***** Source document *****

Thanks, Bryan. I will take this opportunity to review our segment performance. First, for Restaurant/Retail technology. We continue to make progress aligning our organization to support Brink and significant opportunity we see in front of it. Our strategy includes rapidly expanding our Brink installed base of major accounts, while continuing to support our strategic initiatives across the rest of the industry. We have also kicked off a new initiative to expand our average store revenue by providing additional products to existing customers. Our upcoming launch of merchant services is an example of this. While growing store count is important we don't want to lose sight of the ability to drive significant revenue growth by providing high-quality solutions to our existing clients base, many of whom routinely request these services. I'm also pleased to report that in the fourth quarter, we signed a master services agreement with our largest Brink customer to-date, a restaurant organization with over 6,000 restaurants. I congratulate our team across all levels of our organization for this new customer win. This will be a multi-year deployment process to get all stores on boarded in the concept. To ensure we ramp up – to ensure we ramp this customer up, we're making the appropriate investments in Q1 and Q2 to support what we expect to be a strong back half of the year. We fully expect to hit our internal top line targets for the year, but we expect to shift to revenues from the first half of the year into the last two quarters to support this new customer. I am fully supportive of this move as we believe this customer has the ability to be transformative for our organization. I would like to see core business accounts 11 of the top 17 restaurant organizations as PAR…

Operator

Operator

[Operator Instructions] And our first question comes from Brian Kinstlinger with Alliance Global Partners. Please proceed.

Brian Kinstlinger

Analyst

Great. Thanks so much. The first question I'll ask you mentioned obviously this large 6,000 store install. I'm assuming implementation begins in the second half of the year if you can confirm that. And then I know Arby's has led to some pressure on your MRR. Will this customer have the same impact? Or would you be able to get more traditional pricing for Brink?

Savneet Singh

Analyst

So let's talk about the second half first. Every customer is different and we don't talk about specific customer pricing or engagements, but we feel we've got a deal that works really well for PAR and for our customer and it is a bit of a different set of services than we did with Arby's earlier. On your -- the first question relates to the rollout. All these deployments are different. So we've already started working with this customer and we expect a significant pickup in the second half of the year as we get lined up here in the first couple of quarters.

Brian Kinstlinger

Analyst

Great. And then can you update us on the timing for merchant services? When do you expect to begin being offered in generating revenue? And then I know Toast mandates. They are small Tier four and even smaller customers to take merchant services. How do you plan on going to market with it?

***** Dataset content *****

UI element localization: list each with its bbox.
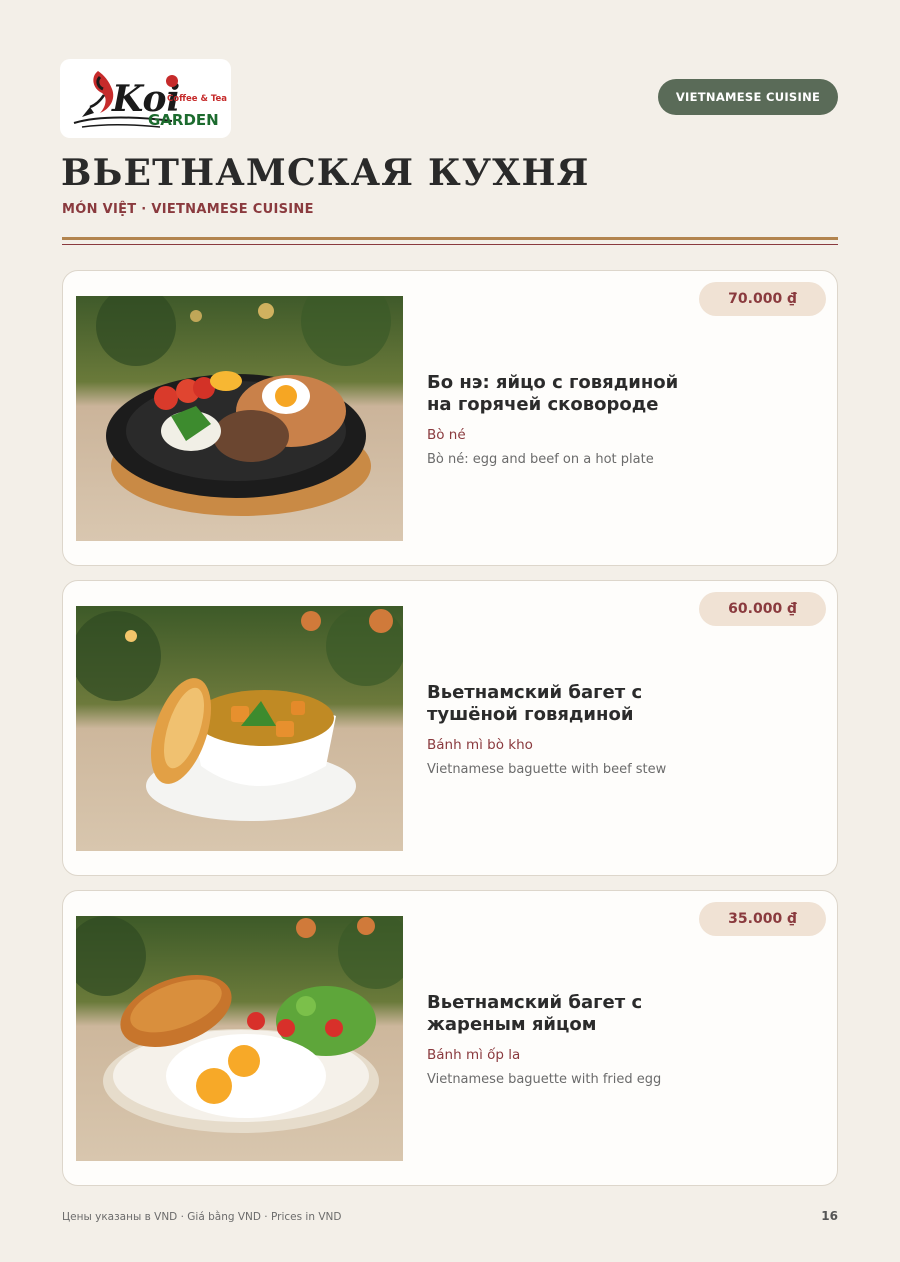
koi-garden-logo: Koi Coffee & Tea GARDEN [60, 59, 231, 138]
bo-ne-photo [76, 296, 403, 541]
divider-thin [62, 244, 838, 245]
svg-text:GARDEN: GARDEN [148, 111, 219, 129]
page-number: 16 [821, 1209, 838, 1223]
menu-item-card: 35.000 ₫ Вьетнамский багет с жареным яйц… [62, 890, 838, 1186]
item-name: Бо нэ: яйцо с говядиной на горячей сково… [427, 371, 679, 416]
item-vietnamese-name: Bánh mì ốp la [427, 1046, 521, 1063]
price-tag: 70.000 ₫ [699, 282, 826, 316]
price-tag: 60.000 ₫ [699, 592, 826, 626]
item-vietnamese-name: Bò né [427, 426, 466, 443]
cuisine-badge: VIETNAMESE CUISINE [658, 79, 838, 115]
menu-item-card: 70.000 ₫ Бо нэ: яйцо с говядиной на горя… [62, 270, 838, 566]
item-vietnamese-name: Bánh mì bò kho [427, 736, 533, 753]
item-info: Вьетнамский багет с тушёной говядиной Bá… [427, 581, 697, 877]
price-tag: 35.000 ₫ [699, 902, 826, 936]
item-description: Vietnamese baguette with beef stew [427, 761, 667, 777]
item-description: Vietnamese baguette with fried egg [427, 1071, 662, 1087]
item-info: Вьетнамский багет с жареным яйцом Bánh m… [427, 891, 697, 1187]
menu-item-card: 60.000 ₫ Вьетнамский багет с тушёной гов… [62, 580, 838, 876]
banh-mi-op-la-photo [76, 916, 403, 1161]
menu-page: Koi Coffee & Tea GARDEN VIETNAMESE CUISI… [0, 0, 900, 1262]
item-info: Бо нэ: яйцо с говядиной на горячей сково… [427, 271, 697, 567]
price-currency-note: Цены указаны в VND · Giá bằng VND · Pric… [62, 1211, 342, 1223]
item-name: Вьетнамский багет с тушёной говядиной [427, 681, 643, 726]
item-name: Вьетнамский багет с жареным яйцом [427, 991, 643, 1036]
svg-text:Coffee & Tea: Coffee & Tea [167, 94, 227, 104]
page-title: ВЬЕТНАМСКАЯ КУХНЯ [61, 152, 590, 194]
banh-mi-bo-kho-photo [76, 606, 403, 851]
page-subtitle: MÓN VIỆT · VIETNAMESE CUISINE [62, 202, 314, 217]
item-description: Bò né: egg and beef on a hot plate [427, 451, 654, 467]
divider-gold [62, 237, 838, 240]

*****

• [What to work on]:
A) Copy out the records from the line containing "koi-garden-logo: Koi Coffee" down to the line containing "menu-page: Koi Coffee", including both of those lines, with each line unchanged.
B) Extend the earnings call transcript past its final sentence.

• [Written answers]:
A)
koi-garden-logo: Koi Coffee & Tea GARDEN [60, 59, 231, 138]
bo-ne-photo [76, 296, 403, 541]
divider-thin [62, 244, 838, 245]
svg-text:GARDEN: GARDEN [148, 111, 219, 129]
page-number: 16 [821, 1209, 838, 1223]
menu-item-card: 35.000 ₫ Вьетнамский багет с жареным яйц… [62, 890, 838, 1186]
item-name: Бо нэ: яйцо с говядиной на горячей сково… [427, 371, 679, 416]
item-vietnamese-name: Bánh mì ốp la [427, 1046, 521, 1063]
price-tag: 70.000 ₫ [699, 282, 826, 316]
price-tag: 60.000 ₫ [699, 592, 826, 626]
item-vietnamese-name: Bò né [427, 426, 466, 443]
cuisine-badge: VIETNAMESE CUISINE [658, 79, 838, 115]
menu-item-card: 70.000 ₫ Бо нэ: яйцо с говядиной на горя… [62, 270, 838, 566]
item-vietnamese-name: Bánh mì bò kho [427, 736, 533, 753]
item-info: Вьетнамский багет с тушёной говядиной Bá… [427, 581, 697, 877]
price-tag: 35.000 ₫ [699, 902, 826, 936]
item-description: Vietnamese baguette with beef stew [427, 761, 667, 777]
item-description: Vietnamese baguette with fried egg [427, 1071, 662, 1087]
item-info: Вьетнамский багет с жареным яйцом Bánh m… [427, 891, 697, 1187]
menu-item-card: 60.000 ₫ Вьетнамский багет с тушёной гов… [62, 580, 838, 876]
banh-mi-op-la-photo [76, 916, 403, 1161]
menu-page: Koi Coffee & Tea GARDEN VIETNAMESE CUISI… [0, 0, 900, 1262]

B)
Savneet Singh

Analyst

So, the second half of the year, we expect to generate revenue. As it relates to how we roll out, it's going to be sold through our sales force and our channel. If not going to be mandated a big part of I think why Brink distinguishes itself from competitors is that we are open. We think we've got a very, very strong value proposition to our customers, which is why we're offering it, but we won't ever mandate it.

Brian Kinstlinger

Analyst

Got it. And then I think in our conversations, one of the discussions we've had is the time it takes between saline installation is one of the areas that needed some change in your review. Can you talk about or detail any plans to -- of how you plan to reduce that over time? Is that increasing resources? Is it being more efficient? Thank you.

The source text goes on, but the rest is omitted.